Taken together, this research suggests that surprisal (or its generalization, Bayesian surprise; Itti and Baldi, 2009) is a plausible measure of “unexpectedness” and, as such, one factor that is likely to contribute to the initial salience of newly encountered lectal variants. Specifically, it is the surprisal of the variant given the prior expectations of the listener that is expected to predict initial salience. These prior expectations, we further submit, depend not only on linguistic context (e.g., the probability of a lectal variant given surrounding phonological or lexical information, including the presence or absence of other lectal variants) but also on social context (e.g., the probability of a lectal variant given socio-indexical information about the talker).

Consider, for example, a specific linguistic variable, such as /t/-deletion or flapping: if this variant occurs overall much more frequently in a newly encountered lect than a priori expected or in different phonological and lexical contexts than a priori expected, it will have high surprisal (this reasoning also extends to novel, not previously encountered, variables)¹. It is in this sense that the salience of a lectal variant is inversely related to frequency—specifically to the expected relative contextual frequency of the variant².

Since the expectations that determine the surprisal of a lectal variant reflect the individual's previous language experience, it naturally follows that initial salience can be “different for different social groups” (Kerswill and Williams, 2002) and individuals (see also Hickey, 2000; Campbell-Kibler, 2012). Specifically, initial salience should depend on which lects the individual has previously been exposed to, the frequency of the novel lectal variant in those familiar lect, and perhaps the frequency of similar variants in familiar lects (see Squires, 2014b). Next we turn to the question of how the initial salience of a variant is related to the probability that the variant will become associated with the lect, thereby acquiring social meaning.

→ Given request
Reproduce the passage on the salience of lectal variants word for word, from "Consider, for example, a" to "of the variant².".

→ Dataset content
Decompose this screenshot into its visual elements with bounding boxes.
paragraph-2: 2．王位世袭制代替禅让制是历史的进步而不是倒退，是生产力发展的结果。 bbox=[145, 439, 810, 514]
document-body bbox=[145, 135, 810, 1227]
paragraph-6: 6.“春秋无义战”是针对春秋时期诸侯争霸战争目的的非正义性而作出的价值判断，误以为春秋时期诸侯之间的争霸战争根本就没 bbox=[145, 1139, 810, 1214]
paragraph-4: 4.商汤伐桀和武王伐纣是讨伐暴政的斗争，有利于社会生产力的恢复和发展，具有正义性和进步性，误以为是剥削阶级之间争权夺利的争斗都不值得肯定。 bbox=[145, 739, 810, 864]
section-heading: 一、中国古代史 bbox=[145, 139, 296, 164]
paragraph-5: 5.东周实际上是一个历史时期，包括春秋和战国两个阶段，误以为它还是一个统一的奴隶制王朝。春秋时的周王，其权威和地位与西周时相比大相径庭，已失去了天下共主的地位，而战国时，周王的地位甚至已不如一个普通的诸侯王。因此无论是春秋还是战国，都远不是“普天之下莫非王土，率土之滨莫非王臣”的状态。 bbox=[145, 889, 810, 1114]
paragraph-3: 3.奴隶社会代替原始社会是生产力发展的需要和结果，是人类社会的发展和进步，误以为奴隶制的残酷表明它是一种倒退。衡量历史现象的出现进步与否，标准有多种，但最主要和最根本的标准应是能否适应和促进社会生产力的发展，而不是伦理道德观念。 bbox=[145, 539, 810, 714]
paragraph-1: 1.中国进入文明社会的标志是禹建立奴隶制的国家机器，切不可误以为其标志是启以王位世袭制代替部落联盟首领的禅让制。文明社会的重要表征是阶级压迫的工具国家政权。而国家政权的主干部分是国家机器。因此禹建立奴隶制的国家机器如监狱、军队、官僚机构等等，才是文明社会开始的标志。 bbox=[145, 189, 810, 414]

→ Exercise result
Consider, for example, a specific linguistic variable, such as /t/-deletion or flapping: if this variant occurs overall much more frequently in a newly encountered lect than a priori expected or in different phonological and lexical contexts than a priori expected, it will have high surprisal (this reasoning also extends to novel, not previously encountered, variables)¹. It is in this sense that the salience of a lectal variant is inversely related to frequency—specifically to the expected relative contextual frequency of the variant².